Figure content listings:
[start]

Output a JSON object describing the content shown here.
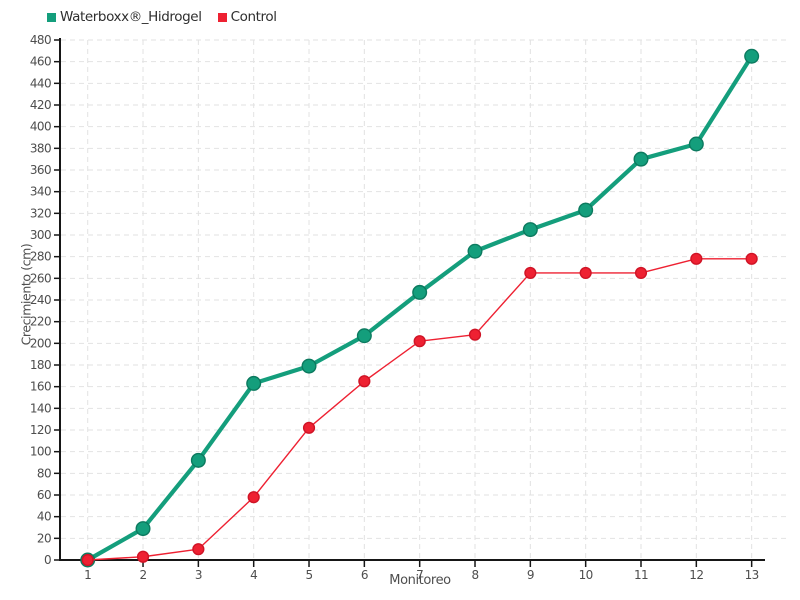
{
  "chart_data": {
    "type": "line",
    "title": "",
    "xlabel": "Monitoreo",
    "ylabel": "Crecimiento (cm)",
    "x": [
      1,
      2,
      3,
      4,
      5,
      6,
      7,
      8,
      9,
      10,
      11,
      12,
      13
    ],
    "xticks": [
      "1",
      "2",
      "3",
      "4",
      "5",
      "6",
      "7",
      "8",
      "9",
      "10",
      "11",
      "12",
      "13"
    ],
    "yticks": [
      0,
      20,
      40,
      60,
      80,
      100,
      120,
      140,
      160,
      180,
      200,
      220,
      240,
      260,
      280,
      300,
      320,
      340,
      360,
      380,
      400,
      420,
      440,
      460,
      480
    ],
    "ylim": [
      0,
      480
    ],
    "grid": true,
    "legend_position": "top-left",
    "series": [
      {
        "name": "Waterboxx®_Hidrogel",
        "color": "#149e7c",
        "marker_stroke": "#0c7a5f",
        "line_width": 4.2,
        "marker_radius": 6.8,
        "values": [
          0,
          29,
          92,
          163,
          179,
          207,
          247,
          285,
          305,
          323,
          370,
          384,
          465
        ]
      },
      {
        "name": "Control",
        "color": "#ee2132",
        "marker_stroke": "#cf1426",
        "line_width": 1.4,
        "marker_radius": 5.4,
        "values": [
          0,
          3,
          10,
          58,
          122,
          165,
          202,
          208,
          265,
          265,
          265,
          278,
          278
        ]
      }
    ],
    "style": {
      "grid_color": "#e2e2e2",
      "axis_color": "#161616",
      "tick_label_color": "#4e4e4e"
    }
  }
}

[end]
[start]

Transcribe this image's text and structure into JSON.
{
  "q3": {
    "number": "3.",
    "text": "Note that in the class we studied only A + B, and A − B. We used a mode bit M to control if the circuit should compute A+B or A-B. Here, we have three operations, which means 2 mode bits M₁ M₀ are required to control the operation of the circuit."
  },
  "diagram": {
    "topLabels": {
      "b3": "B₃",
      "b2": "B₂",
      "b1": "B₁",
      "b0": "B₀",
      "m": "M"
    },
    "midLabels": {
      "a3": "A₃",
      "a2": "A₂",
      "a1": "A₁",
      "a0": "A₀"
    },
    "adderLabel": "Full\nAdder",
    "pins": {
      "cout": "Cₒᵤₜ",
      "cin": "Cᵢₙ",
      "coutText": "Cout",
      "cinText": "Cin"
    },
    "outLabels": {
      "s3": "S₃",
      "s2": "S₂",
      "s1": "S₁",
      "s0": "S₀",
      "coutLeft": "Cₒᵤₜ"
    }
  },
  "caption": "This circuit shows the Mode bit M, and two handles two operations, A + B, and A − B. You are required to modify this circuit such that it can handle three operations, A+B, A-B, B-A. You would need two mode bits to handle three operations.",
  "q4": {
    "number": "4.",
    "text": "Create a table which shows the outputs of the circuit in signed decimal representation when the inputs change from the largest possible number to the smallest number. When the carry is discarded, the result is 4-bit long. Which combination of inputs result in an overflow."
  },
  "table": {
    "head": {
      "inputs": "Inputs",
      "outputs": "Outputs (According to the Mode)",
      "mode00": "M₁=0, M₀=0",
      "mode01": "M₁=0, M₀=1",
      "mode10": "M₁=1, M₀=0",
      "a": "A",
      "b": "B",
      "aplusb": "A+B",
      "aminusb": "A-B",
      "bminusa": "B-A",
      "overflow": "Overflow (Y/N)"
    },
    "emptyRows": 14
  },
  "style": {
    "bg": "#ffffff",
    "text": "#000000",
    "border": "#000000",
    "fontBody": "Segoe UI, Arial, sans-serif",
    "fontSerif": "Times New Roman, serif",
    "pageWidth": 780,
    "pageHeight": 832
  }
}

[end]
[start]

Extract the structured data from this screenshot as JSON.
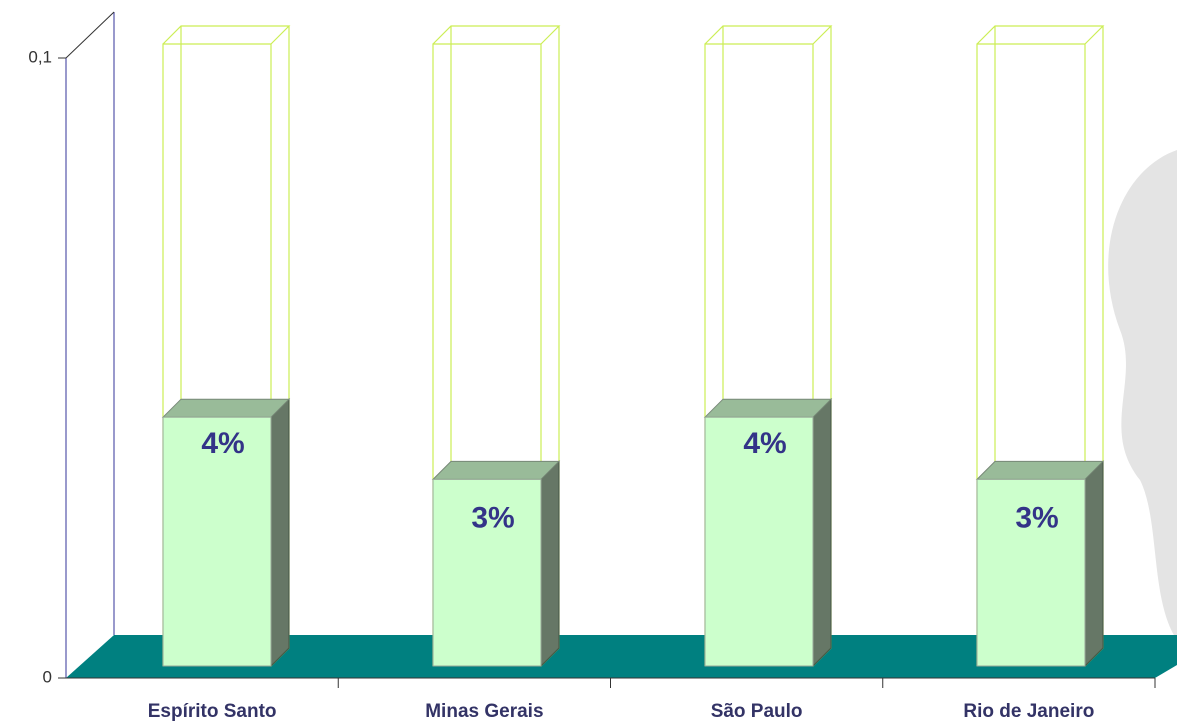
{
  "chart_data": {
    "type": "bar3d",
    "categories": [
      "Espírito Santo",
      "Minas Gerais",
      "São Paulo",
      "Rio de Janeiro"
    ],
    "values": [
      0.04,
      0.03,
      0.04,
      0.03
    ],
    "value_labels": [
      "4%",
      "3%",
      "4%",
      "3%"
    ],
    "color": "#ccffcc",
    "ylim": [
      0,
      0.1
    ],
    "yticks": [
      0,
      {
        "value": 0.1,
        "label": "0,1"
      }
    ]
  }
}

[end]

[REQUIREMENTS]:
How many of the lines above hold "this"? Answer with only the number.

[THE RESULT]:
3